### Data rows

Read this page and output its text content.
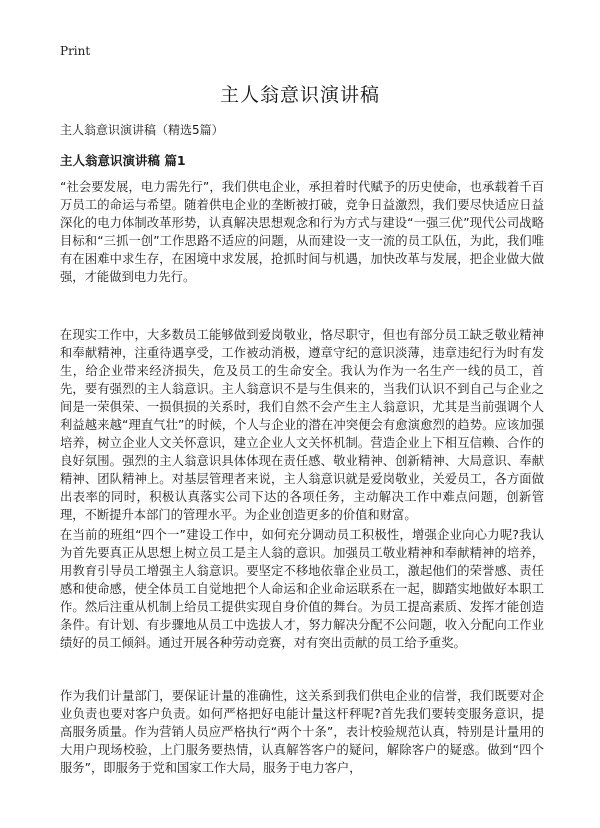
Print
主人翁意识演讲稿
主人翁意识演讲稿（精选5篇）
主人翁意识演讲稿 篇1

“社会要发展，电力需先行”，我们供电企业，承担着时代赋予的历史使命，也承载着千百万员工的命运与希望。随着供电企业的垄断被打破，竞争日益激烈，我们要尽快适应日益深化的电力体制改革形势，认真解决思想观念和行为方式与建设“一强三优”现代公司战略目标和“三抓一创”工作思路不适应的问题，从而建设一支一流的员工队伍，为此，我们唯有在困难中求生存，在困境中求发展，抢抓时间与机遇，加快改革与发展，把企业做大做强，才能做到电力先行。

在现实工作中，大多数员工能够做到爱岗敬业，恪尽职守，但也有部分员工缺乏敬业精神和奉献精神，注重待遇享受，工作被动消极，遵章守纪的意识淡薄，违章违纪行为时有发生，给企业带来经济损失，危及员工的生命安全。我认为作为一名生产一线的员工，首先，要有强烈的主人翁意识。主人翁意识不是与生俱来的，当我们认识不到自己与企业之间是一荣俱荣、一损俱损的关系时，我们自然不会产生主人翁意识，尤其是当前强调个人利益越来越“理直气壮”的时候，个人与企业的潜在冲突便会有愈演愈烈的趋势。应该加强培养，树立企业人文关怀意识，建立企业人文关怀机制。营造企业上下相互信赖、合作的良好氛围。强烈的主人翁意识具体体现在责任感、敬业精神、创新精神、大局意识、奉献精神、团队精神上。对基层管理者来说，主人翁意识就是爱岗敬业，关爱员工，各方面做出表率的同时，积极认真落实公司下达的各项任务，主动解决工作中难点问题，创新管理，不断提升本部门的管理水平。为企业创造更多的价值和财富。

在当前的班组“四个一”建设工作中，如何充分调动员工积极性，增强企业向心力呢?我认为首先要真正从思想上树立员工是主人翁的意识。加强员工敬业精神和奉献精神的培养，用教育引导员工增强主人翁意识。要坚定不移地依靠企业员工，激起他们的荣誉感、责任感和使命感，使全体员工自觉地把个人命运和企业命运联系在一起，脚踏实地做好本职工作。然后注重从机制上给员工提供实现自身价值的舞台。为员工提高素质、发挥才能创造条件。有计划、有步骤地从员工中选拔人才，努力解决分配不公问题，收入分配向工作业绩好的员工倾斜。通过开展各种劳动竞赛，对有突出贡献的员工给予重奖。

作为我们计量部门，要保证计量的准确性，这关系到我们供电企业的信誉，我们既要对企业负责也要对客户负责。如何严格把好电能计量这杆秤呢?首先我们要转变服务意识，提高服务质量。作为营销人员应严格执行“两个十条”，表计校验规范认真，特别是计量用的大用户现场校验，上门服务要热情，认真解答客户的疑问，解除客户的疑惑。做到“四个服务”，即服务于党和国家工作大局，服务于电力客户，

### Stated exercise
Retype the data above exactly; pictures are not part of the copy.

### Solution
Read this page and output its text content.
Print
主人翁意识演讲稿
主人翁意识演讲稿（精选5篇）
主人翁意识演讲稿 篇1

“社会要发展，电力需先行”，我们供电企业，承担着时代赋予的历史使命，也承载着千百万员工的命运与希望。随着供电企业的垄断被打破，竞争日益激烈，我们要尽快适应日益深化的电力体制改革形势，认真解决思想观念和行为方式与建设“一强三优”现代公司战略目标和“三抓一创”工作思路不适应的问题，从而建设一支一流的员工队伍，为此，我们唯有在困难中求生存，在困境中求发展，抢抓时间与机遇，加快改革与发展，把企业做大做强，才能做到电力先行。

在现实工作中，大多数员工能够做到爱岗敬业，恪尽职守，但也有部分员工缺乏敬业精神和奉献精神，注重待遇享受，工作被动消极，遵章守纪的意识淡薄，违章违纪行为时有发生，给企业带来经济损失，危及员工的生命安全。我认为作为一名生产一线的员工，首先，要有强烈的主人翁意识。主人翁意识不是与生俱来的，当我们认识不到自己与企业之间是一荣俱荣、一损俱损的关系时，我们自然不会产生主人翁意识，尤其是当前强调个人利益越来越“理直气壮”的时候，个人与企业的潜在冲突便会有愈演愈烈的趋势。应该加强培养，树立企业人文关怀意识，建立企业人文关怀机制。营造企业上下相互信赖、合作的良好氛围。强烈的主人翁意识具体体现在责任感、敬业精神、创新精神、大局意识、奉献精神、团队精神上。对基层管理者来说，主人翁意识就是爱岗敬业，关爱员工，各方面做出表率的同时，积极认真落实公司下达的各项任务，主动解决工作中难点问题，创新管理，不断提升本部门的管理水平。为企业创造更多的价值和财富。

在当前的班组“四个一”建设工作中，如何充分调动员工积极性，增强企业向心力呢?我认为首先要真正从思想上树立员工是主人翁的意识。加强员工敬业精神和奉献精神的培养，用教育引导员工增强主人翁意识。要坚定不移地依靠企业员工，激起他们的荣誉感、责任感和使命感，使全体员工自觉地把个人命运和企业命运联系在一起，脚踏实地做好本职工作。然后注重从机制上给员工提供实现自身价值的舞台。为员工提高素质、发挥才能创造条件。有计划、有步骤地从员工中选拔人才，努力解决分配不公问题，收入分配向工作业绩好的员工倾斜。通过开展各种劳动竞赛，对有突出贡献的员工给予重奖。

作为我们计量部门，要保证计量的准确性，这关系到我们供电企业的信誉，我们既要对企业负责也要对客户负责。如何严格把好电能计量这杆秤呢?首先我们要转变服务意识，提高服务质量。作为营销人员应严格执行“两个十条”，表计校验规范认真，特别是计量用的大用户现场校验，上门服务要热情，认真解答客户的疑问，解除客户的疑惑。做到“四个服务”，即服务于党和国家工作大局，服务于电力客户，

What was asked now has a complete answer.